[Extracted records]
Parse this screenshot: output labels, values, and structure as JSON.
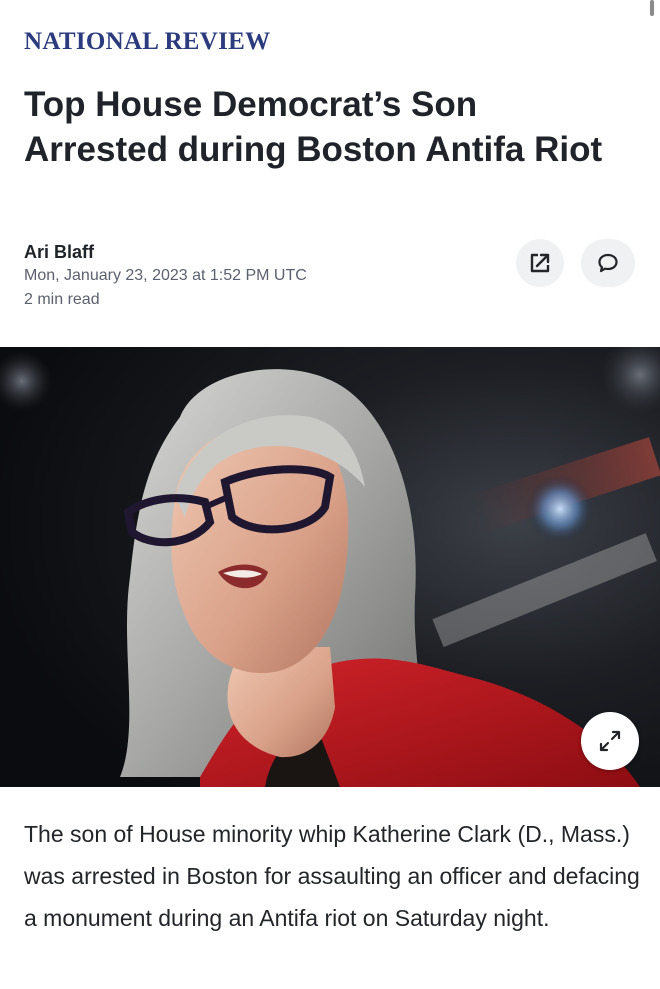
{
  "publisher": "NATIONAL REVIEW",
  "article": {
    "headline": "Top House Democrat’s Son Arrested during Boston Antifa Riot",
    "author": "Ari Blaff",
    "date": "Mon, January 23, 2023 at 1:52 PM UTC",
    "read_time": "2 min read",
    "body": "The son of House minority whip Katherine Clark (D., Mass.) was arrested in Boston for assaulting an officer and defacing a monument during an Antifa riot on Saturday night."
  },
  "actions": {
    "share_icon": "share-external-icon",
    "comment_icon": "comment-bubble-icon",
    "expand_icon": "expand-arrows-icon"
  },
  "colors": {
    "publisher": "#2b3b7e",
    "headline": "#20232a",
    "meta": "#5b616e",
    "photo_jacket": "#b8141a"
  }
}
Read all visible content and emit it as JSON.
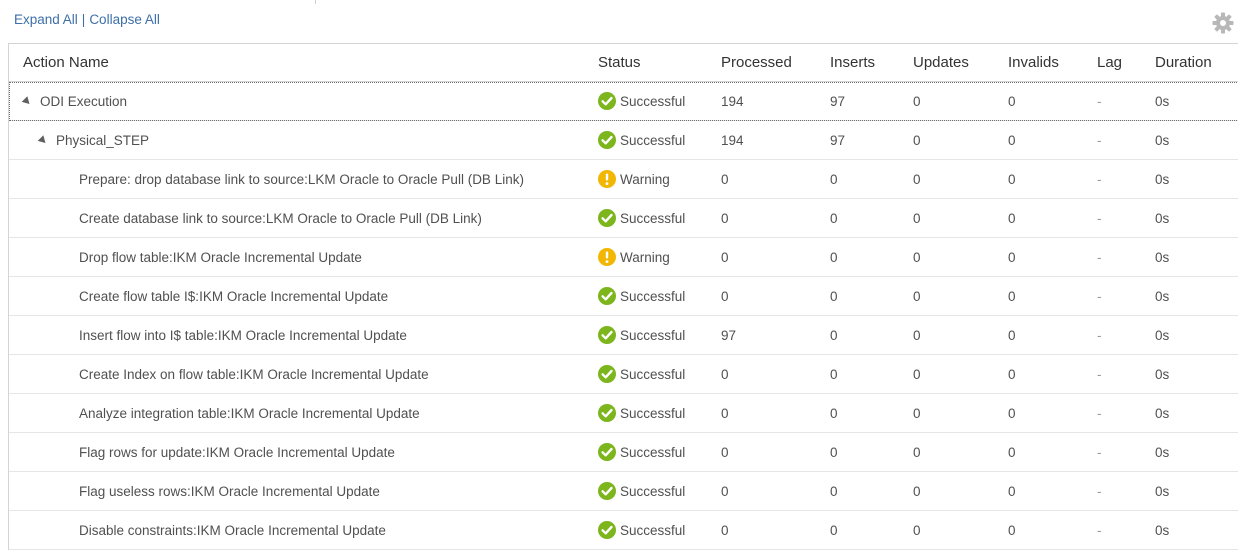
{
  "toolbar": {
    "expand_all": "Expand All",
    "separator": "|",
    "collapse_all": "Collapse All",
    "settings_icon": "gear-icon"
  },
  "columns": {
    "name": "Action Name",
    "status": "Status",
    "processed": "Processed",
    "inserts": "Inserts",
    "updates": "Updates",
    "invalids": "Invalids",
    "lag": "Lag",
    "duration": "Duration"
  },
  "colors": {
    "success": "#7cb51c",
    "warning": "#f2b705",
    "link": "#3d6fa8"
  },
  "rows": [
    {
      "name": "ODI Execution",
      "level": 0,
      "expanded": true,
      "status": "Successful",
      "status_type": "success",
      "processed": "194",
      "inserts": "97",
      "updates": "0",
      "invalids": "0",
      "lag": "-",
      "duration": "0s"
    },
    {
      "name": "Physical_STEP",
      "level": 1,
      "expanded": true,
      "status": "Successful",
      "status_type": "success",
      "processed": "194",
      "inserts": "97",
      "updates": "0",
      "invalids": "0",
      "lag": "-",
      "duration": "0s"
    },
    {
      "name": "Prepare: drop database link to source:LKM Oracle to Oracle Pull (DB Link)",
      "level": 2,
      "status": "Warning",
      "status_type": "warning",
      "processed": "0",
      "inserts": "0",
      "updates": "0",
      "invalids": "0",
      "lag": "-",
      "duration": "0s"
    },
    {
      "name": "Create database link to source:LKM Oracle to Oracle Pull (DB Link)",
      "level": 2,
      "status": "Successful",
      "status_type": "success",
      "processed": "0",
      "inserts": "0",
      "updates": "0",
      "invalids": "0",
      "lag": "-",
      "duration": "0s"
    },
    {
      "name": "Drop flow table:IKM Oracle Incremental Update",
      "level": 2,
      "status": "Warning",
      "status_type": "warning",
      "processed": "0",
      "inserts": "0",
      "updates": "0",
      "invalids": "0",
      "lag": "-",
      "duration": "0s"
    },
    {
      "name": "Create flow table I$:IKM Oracle Incremental Update",
      "level": 2,
      "status": "Successful",
      "status_type": "success",
      "processed": "0",
      "inserts": "0",
      "updates": "0",
      "invalids": "0",
      "lag": "-",
      "duration": "0s"
    },
    {
      "name": "Insert flow into I$ table:IKM Oracle Incremental Update",
      "level": 2,
      "status": "Successful",
      "status_type": "success",
      "processed": "97",
      "inserts": "0",
      "updates": "0",
      "invalids": "0",
      "lag": "-",
      "duration": "0s"
    },
    {
      "name": "Create Index on flow table:IKM Oracle Incremental Update",
      "level": 2,
      "status": "Successful",
      "status_type": "success",
      "processed": "0",
      "inserts": "0",
      "updates": "0",
      "invalids": "0",
      "lag": "-",
      "duration": "0s"
    },
    {
      "name": "Analyze integration table:IKM Oracle Incremental Update",
      "level": 2,
      "status": "Successful",
      "status_type": "success",
      "processed": "0",
      "inserts": "0",
      "updates": "0",
      "invalids": "0",
      "lag": "-",
      "duration": "0s"
    },
    {
      "name": "Flag rows for update:IKM Oracle Incremental Update",
      "level": 2,
      "status": "Successful",
      "status_type": "success",
      "processed": "0",
      "inserts": "0",
      "updates": "0",
      "invalids": "0",
      "lag": "-",
      "duration": "0s"
    },
    {
      "name": "Flag useless rows:IKM Oracle Incremental Update",
      "level": 2,
      "status": "Successful",
      "status_type": "success",
      "processed": "0",
      "inserts": "0",
      "updates": "0",
      "invalids": "0",
      "lag": "-",
      "duration": "0s"
    },
    {
      "name": "Disable constraints:IKM Oracle Incremental Update",
      "level": 2,
      "status": "Successful",
      "status_type": "success",
      "processed": "0",
      "inserts": "0",
      "updates": "0",
      "invalids": "0",
      "lag": "-",
      "duration": "0s"
    }
  ]
}
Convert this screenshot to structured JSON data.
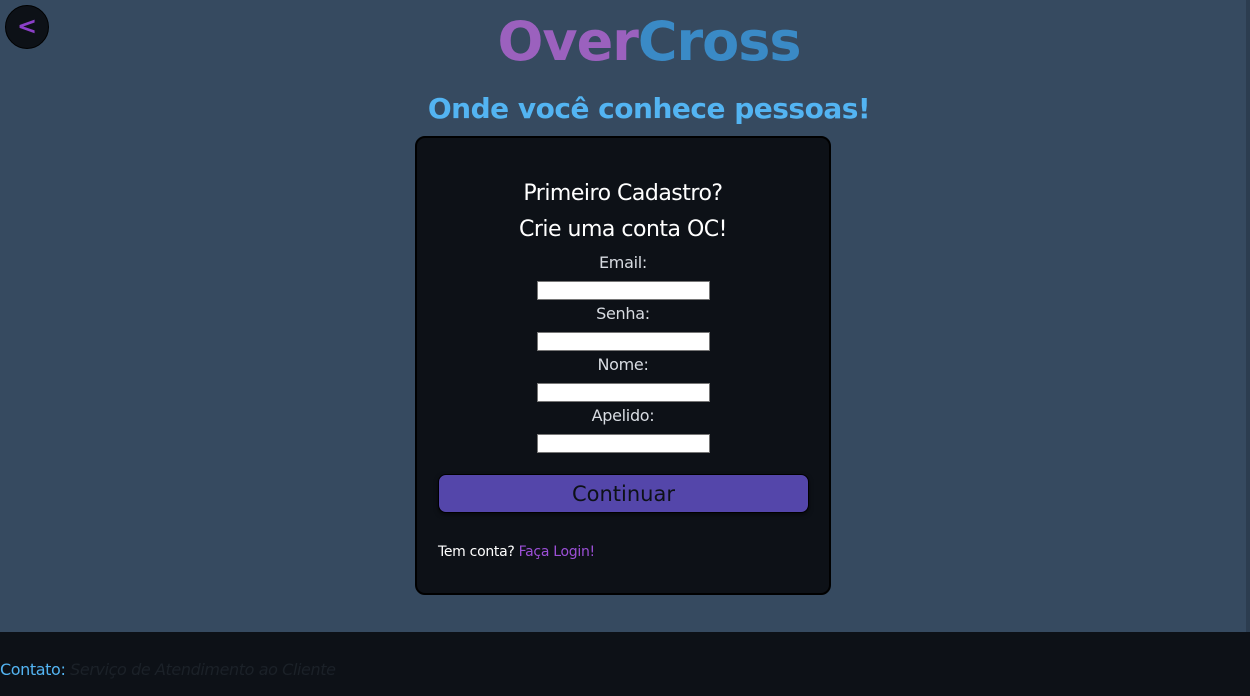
{
  "header": {
    "back_label": "<",
    "logo_part1": "Over",
    "logo_part2": "Cross",
    "tagline": "Onde você conhece pessoas!"
  },
  "signup": {
    "heading_line1": "Primeiro Cadastro?",
    "heading_line2": "Crie uma conta OC!",
    "fields": [
      {
        "label": "Email:",
        "value": ""
      },
      {
        "label": "Senha:",
        "value": ""
      },
      {
        "label": "Nome:",
        "value": ""
      },
      {
        "label": "Apelido:",
        "value": ""
      }
    ],
    "continue_label": "Continuar",
    "login_prompt": "Tem conta?",
    "login_link": "Faça Login!"
  },
  "footer": {
    "contact_label": "Contato:",
    "contact_value": "Serviço de Atendimento ao Cliente"
  },
  "colors": {
    "background": "#364a60",
    "card": "#0d1117",
    "logo_over": "#9b61be",
    "logo_cross": "#3a8ac6",
    "tagline": "#53b4f2",
    "button": "#5446aa",
    "link": "#9b4fd6"
  }
}
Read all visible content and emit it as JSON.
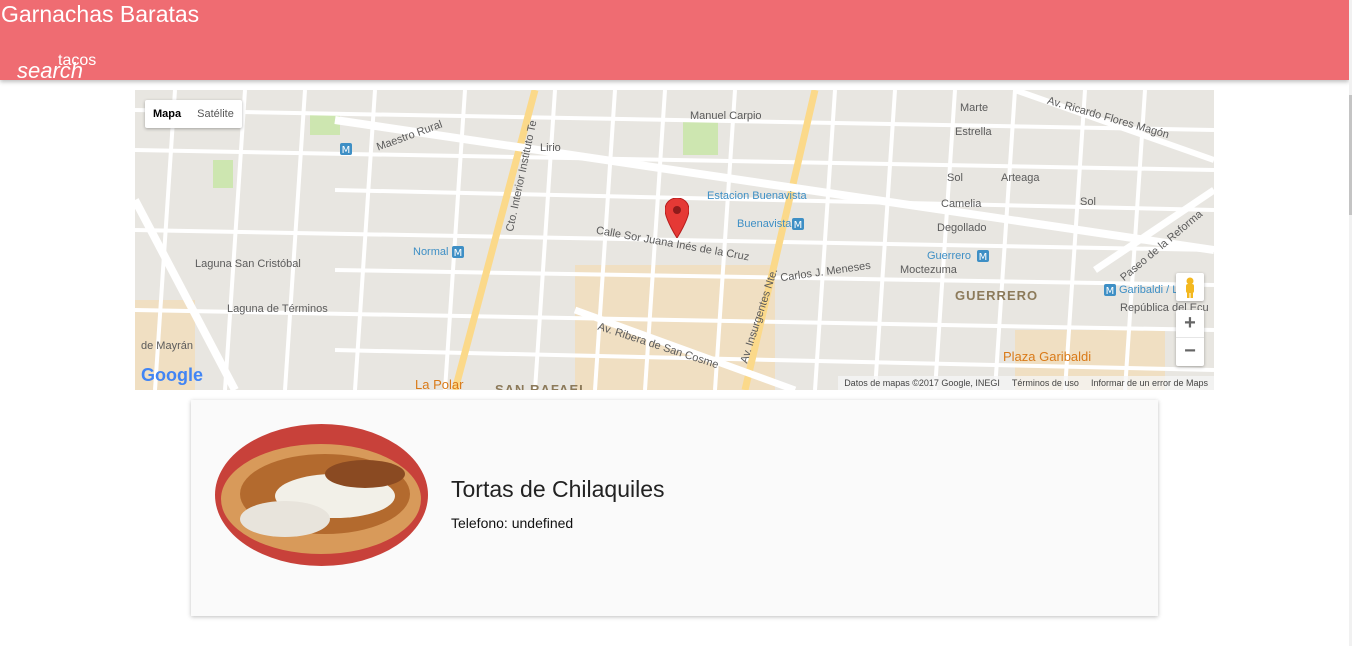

## BRIEF
From the data above, copy out every line with the string "database" in it.

## SOLUTION TO THIS TASK
      "name": "Prepare: drop database link to source:LKM Oracle to Oracle Pull (DB Link)",
      "name": "Create database link to source:LKM Oracle to Oracle Pull (DB Link)",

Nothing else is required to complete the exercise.